[Begin]

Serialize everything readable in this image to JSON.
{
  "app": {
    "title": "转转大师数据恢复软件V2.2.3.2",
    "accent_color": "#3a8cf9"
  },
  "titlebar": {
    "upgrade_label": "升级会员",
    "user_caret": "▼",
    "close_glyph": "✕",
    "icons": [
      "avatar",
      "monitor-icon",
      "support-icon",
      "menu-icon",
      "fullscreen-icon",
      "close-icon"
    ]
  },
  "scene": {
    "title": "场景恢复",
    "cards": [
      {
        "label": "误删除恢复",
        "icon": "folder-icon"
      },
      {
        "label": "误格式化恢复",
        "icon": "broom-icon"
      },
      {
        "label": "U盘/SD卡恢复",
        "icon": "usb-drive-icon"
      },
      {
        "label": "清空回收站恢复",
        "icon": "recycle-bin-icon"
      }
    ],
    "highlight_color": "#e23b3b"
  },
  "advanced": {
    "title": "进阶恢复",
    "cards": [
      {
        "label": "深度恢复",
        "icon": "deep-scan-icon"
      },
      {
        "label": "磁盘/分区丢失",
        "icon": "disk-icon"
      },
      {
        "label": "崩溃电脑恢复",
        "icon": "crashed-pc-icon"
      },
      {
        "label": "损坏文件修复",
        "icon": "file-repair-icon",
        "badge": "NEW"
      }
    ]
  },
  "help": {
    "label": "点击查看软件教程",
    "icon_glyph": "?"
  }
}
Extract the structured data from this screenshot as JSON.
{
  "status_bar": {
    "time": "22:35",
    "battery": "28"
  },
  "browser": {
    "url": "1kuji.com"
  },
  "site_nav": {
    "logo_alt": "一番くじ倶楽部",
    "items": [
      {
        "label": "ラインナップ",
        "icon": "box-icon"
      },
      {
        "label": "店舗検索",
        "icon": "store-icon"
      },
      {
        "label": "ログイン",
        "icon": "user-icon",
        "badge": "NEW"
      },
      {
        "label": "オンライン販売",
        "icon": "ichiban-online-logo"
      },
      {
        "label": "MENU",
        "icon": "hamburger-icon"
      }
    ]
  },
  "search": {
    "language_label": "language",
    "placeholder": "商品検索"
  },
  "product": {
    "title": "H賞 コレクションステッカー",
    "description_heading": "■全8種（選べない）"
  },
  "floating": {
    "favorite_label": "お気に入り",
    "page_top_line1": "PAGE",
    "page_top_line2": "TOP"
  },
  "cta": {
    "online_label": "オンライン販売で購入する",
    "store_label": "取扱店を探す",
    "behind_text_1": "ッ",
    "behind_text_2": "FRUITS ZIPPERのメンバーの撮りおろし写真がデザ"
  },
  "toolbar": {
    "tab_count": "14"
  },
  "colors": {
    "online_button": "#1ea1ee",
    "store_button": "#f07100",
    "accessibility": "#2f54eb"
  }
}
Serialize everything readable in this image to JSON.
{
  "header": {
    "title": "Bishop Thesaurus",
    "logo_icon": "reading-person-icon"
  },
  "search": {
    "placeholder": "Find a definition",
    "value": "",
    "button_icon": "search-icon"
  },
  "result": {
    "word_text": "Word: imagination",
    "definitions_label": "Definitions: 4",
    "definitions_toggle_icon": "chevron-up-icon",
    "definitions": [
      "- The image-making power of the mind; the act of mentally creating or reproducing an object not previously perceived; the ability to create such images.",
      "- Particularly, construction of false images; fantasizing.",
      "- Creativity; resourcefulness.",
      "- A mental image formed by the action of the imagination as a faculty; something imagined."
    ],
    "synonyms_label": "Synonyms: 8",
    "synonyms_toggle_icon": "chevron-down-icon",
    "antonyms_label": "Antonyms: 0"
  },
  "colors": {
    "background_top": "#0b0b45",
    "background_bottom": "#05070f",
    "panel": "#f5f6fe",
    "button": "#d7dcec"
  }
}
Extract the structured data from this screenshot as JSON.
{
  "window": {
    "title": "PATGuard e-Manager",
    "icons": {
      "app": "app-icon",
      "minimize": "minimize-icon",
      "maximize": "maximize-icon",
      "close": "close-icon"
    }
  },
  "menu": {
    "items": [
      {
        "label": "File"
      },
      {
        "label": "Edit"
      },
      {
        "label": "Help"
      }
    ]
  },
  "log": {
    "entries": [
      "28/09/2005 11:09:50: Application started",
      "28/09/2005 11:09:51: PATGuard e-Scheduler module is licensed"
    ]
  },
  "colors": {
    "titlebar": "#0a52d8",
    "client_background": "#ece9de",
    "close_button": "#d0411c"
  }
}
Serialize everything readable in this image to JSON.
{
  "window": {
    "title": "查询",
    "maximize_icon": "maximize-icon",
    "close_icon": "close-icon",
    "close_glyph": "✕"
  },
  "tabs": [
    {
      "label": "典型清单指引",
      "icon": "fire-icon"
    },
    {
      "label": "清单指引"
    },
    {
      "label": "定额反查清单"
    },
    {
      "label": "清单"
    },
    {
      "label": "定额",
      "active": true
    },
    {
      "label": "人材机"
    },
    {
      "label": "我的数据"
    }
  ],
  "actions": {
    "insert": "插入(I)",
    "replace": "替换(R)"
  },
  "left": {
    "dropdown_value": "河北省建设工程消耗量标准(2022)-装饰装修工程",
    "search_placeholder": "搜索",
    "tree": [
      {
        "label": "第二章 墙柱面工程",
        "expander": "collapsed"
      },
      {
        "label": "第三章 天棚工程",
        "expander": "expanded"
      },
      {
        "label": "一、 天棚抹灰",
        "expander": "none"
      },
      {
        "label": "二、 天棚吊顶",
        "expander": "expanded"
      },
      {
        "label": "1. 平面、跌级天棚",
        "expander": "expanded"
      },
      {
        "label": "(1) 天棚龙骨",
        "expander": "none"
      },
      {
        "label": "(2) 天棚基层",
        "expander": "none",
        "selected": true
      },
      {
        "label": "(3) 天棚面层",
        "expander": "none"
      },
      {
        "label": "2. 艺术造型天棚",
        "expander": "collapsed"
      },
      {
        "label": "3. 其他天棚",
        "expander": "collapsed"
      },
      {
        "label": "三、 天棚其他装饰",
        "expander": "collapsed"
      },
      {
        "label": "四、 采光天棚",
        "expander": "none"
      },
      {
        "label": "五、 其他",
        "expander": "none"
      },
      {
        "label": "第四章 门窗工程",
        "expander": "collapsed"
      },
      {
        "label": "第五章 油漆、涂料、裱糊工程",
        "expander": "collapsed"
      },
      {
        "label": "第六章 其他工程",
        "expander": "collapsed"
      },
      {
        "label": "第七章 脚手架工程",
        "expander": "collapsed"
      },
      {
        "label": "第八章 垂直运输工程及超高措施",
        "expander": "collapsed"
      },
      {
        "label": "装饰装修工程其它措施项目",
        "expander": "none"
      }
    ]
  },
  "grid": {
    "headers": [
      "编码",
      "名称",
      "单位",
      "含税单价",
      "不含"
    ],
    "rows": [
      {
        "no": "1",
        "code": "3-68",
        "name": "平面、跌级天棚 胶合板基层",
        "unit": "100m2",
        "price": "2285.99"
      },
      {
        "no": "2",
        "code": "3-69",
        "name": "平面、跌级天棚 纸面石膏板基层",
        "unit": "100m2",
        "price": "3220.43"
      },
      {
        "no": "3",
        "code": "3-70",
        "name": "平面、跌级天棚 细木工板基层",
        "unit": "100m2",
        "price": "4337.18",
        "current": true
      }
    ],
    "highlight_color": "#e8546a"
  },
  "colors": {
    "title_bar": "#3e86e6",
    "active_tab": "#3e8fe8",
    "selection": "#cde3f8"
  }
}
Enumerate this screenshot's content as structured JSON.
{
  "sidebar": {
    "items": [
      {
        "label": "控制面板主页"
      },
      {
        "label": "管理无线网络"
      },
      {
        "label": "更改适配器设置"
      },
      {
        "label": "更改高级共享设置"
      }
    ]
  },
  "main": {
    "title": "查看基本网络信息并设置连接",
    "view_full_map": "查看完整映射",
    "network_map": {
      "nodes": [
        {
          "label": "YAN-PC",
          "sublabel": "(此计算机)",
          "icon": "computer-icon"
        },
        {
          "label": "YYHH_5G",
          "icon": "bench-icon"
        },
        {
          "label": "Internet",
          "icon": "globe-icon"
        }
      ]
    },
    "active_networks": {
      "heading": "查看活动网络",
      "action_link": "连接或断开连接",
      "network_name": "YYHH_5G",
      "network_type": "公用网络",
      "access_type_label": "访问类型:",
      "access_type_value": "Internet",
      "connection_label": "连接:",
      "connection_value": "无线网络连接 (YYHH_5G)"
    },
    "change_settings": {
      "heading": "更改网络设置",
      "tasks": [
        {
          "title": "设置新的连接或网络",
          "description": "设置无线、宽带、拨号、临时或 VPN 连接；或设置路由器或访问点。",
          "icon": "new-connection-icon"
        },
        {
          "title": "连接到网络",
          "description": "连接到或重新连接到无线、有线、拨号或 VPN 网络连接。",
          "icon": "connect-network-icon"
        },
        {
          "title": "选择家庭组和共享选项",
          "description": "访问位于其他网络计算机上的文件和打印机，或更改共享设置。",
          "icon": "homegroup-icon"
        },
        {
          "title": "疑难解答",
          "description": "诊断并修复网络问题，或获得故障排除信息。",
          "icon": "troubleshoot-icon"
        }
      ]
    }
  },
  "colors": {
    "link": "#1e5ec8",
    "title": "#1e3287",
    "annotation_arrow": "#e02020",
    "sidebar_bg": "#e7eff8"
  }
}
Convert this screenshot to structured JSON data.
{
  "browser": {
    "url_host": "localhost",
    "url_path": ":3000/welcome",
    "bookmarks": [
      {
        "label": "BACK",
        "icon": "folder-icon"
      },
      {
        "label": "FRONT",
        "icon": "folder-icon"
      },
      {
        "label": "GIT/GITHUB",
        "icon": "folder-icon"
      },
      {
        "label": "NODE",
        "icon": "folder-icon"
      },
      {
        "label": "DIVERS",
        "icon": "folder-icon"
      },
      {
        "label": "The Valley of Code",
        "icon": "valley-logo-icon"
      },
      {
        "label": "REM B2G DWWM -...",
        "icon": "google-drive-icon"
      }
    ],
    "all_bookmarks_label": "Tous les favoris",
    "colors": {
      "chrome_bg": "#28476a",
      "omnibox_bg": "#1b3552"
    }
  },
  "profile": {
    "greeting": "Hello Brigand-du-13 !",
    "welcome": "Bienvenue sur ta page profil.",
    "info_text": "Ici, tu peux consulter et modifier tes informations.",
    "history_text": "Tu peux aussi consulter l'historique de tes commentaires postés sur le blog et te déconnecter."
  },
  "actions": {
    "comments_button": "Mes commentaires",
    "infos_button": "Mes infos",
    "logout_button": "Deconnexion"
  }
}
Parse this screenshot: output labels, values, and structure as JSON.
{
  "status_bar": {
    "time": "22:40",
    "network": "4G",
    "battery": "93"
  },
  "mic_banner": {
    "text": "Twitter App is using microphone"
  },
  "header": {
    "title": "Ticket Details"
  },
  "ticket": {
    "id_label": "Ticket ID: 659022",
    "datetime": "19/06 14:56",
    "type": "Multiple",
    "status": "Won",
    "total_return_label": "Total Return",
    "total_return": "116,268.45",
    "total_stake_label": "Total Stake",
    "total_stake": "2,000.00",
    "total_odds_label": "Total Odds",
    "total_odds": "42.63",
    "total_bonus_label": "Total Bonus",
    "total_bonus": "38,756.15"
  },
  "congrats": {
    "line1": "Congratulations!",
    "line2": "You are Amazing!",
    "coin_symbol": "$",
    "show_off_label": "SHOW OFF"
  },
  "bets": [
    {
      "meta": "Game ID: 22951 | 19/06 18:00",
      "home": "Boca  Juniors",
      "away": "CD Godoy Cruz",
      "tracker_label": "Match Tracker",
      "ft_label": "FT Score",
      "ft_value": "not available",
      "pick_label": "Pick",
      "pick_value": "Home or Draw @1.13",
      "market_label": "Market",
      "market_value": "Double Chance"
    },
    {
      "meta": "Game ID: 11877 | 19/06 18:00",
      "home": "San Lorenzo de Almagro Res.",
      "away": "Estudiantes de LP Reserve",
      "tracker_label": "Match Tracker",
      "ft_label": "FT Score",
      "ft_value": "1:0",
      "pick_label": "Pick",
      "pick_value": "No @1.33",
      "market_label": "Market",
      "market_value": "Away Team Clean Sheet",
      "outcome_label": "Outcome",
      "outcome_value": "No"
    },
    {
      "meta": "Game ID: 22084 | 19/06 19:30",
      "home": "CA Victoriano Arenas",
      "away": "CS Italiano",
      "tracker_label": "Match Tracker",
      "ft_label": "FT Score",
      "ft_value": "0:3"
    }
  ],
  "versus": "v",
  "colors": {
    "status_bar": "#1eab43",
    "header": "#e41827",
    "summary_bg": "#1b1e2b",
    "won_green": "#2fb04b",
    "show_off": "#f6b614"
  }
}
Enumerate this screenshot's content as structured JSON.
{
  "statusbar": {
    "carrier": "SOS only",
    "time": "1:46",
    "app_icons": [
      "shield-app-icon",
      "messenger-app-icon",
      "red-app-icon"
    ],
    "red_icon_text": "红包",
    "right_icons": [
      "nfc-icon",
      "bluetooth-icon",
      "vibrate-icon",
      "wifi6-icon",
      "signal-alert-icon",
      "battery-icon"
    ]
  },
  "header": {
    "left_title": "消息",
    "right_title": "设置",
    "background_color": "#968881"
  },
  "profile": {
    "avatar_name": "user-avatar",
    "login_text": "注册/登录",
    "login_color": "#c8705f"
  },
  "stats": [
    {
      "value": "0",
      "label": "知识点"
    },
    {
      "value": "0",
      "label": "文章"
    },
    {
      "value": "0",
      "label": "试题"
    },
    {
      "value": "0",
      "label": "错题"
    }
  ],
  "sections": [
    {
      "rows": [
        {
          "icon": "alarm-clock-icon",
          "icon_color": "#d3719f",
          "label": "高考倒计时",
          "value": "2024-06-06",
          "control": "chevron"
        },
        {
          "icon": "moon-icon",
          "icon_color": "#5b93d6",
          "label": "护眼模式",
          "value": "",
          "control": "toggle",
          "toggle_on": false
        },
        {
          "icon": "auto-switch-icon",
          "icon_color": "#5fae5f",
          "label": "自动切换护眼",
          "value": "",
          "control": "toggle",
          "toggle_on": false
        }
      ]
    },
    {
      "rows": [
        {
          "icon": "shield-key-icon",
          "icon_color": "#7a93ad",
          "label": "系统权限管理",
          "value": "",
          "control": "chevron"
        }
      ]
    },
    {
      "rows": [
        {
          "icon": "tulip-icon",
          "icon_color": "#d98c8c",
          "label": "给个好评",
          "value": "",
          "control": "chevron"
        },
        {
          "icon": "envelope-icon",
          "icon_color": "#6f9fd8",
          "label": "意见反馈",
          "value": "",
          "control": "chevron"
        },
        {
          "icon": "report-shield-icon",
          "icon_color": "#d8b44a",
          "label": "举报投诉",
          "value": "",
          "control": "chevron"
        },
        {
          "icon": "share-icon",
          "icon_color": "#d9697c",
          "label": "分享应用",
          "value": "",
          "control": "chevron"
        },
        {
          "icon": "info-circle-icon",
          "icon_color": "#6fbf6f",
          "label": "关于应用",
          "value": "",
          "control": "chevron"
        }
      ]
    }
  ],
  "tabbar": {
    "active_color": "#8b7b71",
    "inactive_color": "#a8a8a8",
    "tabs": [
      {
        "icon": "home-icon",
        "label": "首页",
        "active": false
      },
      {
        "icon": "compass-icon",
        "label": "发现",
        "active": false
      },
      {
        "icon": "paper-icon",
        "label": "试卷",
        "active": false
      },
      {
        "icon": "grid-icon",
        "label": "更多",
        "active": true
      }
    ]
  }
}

[End]

Copy each line of the listing that includes "price".

        "price": "2285.99"
        "price": "3220.43"
        "price": "4337.18",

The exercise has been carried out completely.